§ CONSIGNES À SUIVRE:
[A] Pouvez-vous réécrire le passage de l'article sur ce procès en commençant à "Interrogées, A. Diop, M." et en finissant à "leur sont reprochés.", avec "gérante" à la place de "patronne"?
[B] Quelles sont toutes les infractions reprochées aux prévenues dans l'article sur ce procès?

Massage et "finitions" : une proxénète et ses masseuses risquent de 6 mois à un an ferme
Une sordide affaire de mœurs a été jugée ce vendredi au tribunal des flagrants délits de Dakar. Le dossier concerne 6 jeunes dames qui ont été arrêtées à Nord Foire dans un salon de massage. Il s’agit de N. Ndiaye, poursuivie pour proxénétisme et diffusion d’images contraires aux bonnes mœurs, et les nommées A. Diop, M. D. Kebe, R. Diop, A. Diop et S. Sagna, auxquelles sont reprochés des faits de défaut de carnet sanitaire et de mise en danger de la vie d’autrui.
Placées sous mandat de dépôt le 18 février 2026, les prévenues ont été arrêtées par les éléments de la Sûreté Urbaine de Dakar. À la suite d’une publication faite sur un site de rencontre proposant un « massage plus », tarifé de 15 à 40 mille FCFA, un agent s’est fait passer pour un client. Il a contacté le numéro de téléphone indiqué sur l’annonce. La dame N. Ndiaye lui a indiqué l’adresse du salon. C’est ainsi qu’une descente a été effectuée par les policiers, procédant à l’arrestation des femmes.
Interrogées, A. Diop, M. D. Kebe, R. Diop, A. Diop et S. Sagna ont déclaré avoir été recrutées par N. Ndiaye. Elles ont indiqué qu’elles pratiquaient des massages avec des finitions, consistant à sucer et à masser le sexe de leur client jusqu’à éjaculation. Après quoi, elles partageaient les tarifs avec leur patronne.
Présentée comme une proxénète, N. Ndiaye a reconnu avoir loué l’appartement pour offrir des services de massage. Elle a dit que les annonces ont été faites sur le site par une autre personne. À la barre, les prévenues ont reconnu les faits qui leur sont reprochés.
Dans ses observations, le procureur de la République, Babacar Béye, a estimé que les prévenues s’adonnent à la prostitution clandestine. Le représentant du ministère public a demandé au tribunal de déclarer N. Ndiaye coupable de proxénétisme et de diffusion d’images contraires aux bonnes mœurs, et le reste pour défaut de carnet sanitaire et pour mise en danger de la vie d’autrui. Le maître des poursuites a requis une peine ferme d’un an avec un million de FCFA d’amende pour N. Ndiaye, et 6 mois ferme avec 500 mille FCFA contre les autres.
Me Aboubacry Barro de la défense a sollicité l’application bienveillante de la loi pénale. Le tribunal a mis l’affaire en délibéré au 10 avril prochain. Après opposition du parquet pour défaut de garantie de représentation en justice, le juge a rejeté la demande de mise en liberté provisoire formulée par leur conseil.

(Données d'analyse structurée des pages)
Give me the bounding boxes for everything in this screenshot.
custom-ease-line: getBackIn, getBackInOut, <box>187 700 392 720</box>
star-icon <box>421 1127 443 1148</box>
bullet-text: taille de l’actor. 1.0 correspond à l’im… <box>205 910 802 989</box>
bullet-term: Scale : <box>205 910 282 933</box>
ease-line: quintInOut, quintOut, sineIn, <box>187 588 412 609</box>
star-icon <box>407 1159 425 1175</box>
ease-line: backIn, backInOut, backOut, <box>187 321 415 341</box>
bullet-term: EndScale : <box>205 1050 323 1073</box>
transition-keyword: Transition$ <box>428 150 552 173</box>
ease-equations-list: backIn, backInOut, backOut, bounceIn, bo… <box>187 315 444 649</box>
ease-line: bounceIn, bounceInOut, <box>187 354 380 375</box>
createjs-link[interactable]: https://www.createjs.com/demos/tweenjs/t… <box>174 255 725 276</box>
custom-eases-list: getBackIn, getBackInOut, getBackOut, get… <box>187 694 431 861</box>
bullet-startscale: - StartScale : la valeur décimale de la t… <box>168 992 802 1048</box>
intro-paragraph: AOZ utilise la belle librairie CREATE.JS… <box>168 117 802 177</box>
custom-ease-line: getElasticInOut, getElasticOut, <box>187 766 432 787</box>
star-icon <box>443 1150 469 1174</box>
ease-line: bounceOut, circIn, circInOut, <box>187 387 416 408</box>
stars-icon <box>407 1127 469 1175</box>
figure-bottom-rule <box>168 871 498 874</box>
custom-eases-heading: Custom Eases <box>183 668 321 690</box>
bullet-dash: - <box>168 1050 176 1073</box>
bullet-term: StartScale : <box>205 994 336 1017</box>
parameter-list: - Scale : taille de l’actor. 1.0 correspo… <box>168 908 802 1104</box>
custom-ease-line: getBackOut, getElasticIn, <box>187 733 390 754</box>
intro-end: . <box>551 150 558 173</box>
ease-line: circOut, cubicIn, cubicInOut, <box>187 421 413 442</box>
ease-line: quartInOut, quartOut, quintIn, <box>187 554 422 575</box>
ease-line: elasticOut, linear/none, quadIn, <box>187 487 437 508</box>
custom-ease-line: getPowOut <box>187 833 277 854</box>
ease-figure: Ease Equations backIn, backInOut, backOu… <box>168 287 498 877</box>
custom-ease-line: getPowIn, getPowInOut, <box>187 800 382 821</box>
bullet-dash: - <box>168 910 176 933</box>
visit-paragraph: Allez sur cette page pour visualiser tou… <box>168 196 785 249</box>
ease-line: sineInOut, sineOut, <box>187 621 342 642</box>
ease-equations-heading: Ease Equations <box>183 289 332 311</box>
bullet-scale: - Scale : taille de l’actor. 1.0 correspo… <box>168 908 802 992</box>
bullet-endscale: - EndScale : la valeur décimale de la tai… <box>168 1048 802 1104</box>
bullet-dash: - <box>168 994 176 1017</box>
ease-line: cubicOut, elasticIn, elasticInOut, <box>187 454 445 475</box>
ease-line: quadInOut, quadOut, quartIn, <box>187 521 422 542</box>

§ RÉPONSES PAR TÂCHE:
[A]
Interrogées, A. Diop, M. D. Kebe, R. Diop, A. Diop et S. Sagna ont déclaré avoir été recrutées par N. Ndiaye. Elles ont indiqué qu’elles pratiquaient des massages avec des finitions, consistant à sucer et à masser le sexe de leur client jusqu’à éjaculation. Après quoi, elles partageaient les tarifs avec leur gérante.
Présentée comme une proxénète, N. Ndiaye a reconnu avoir loué l’appartement pour offrir des services de massage. Elle a dit que les annonces ont été faites sur le site par une autre personne. À la barre, les prévenues ont reconnu les faits qui leur sont reprochés.

[B]
- proxénétisme
- diffusion d'images contraires aux bonnes mœurs
- défaut de carnet sanitaire
- mise en danger de la vie d'autrui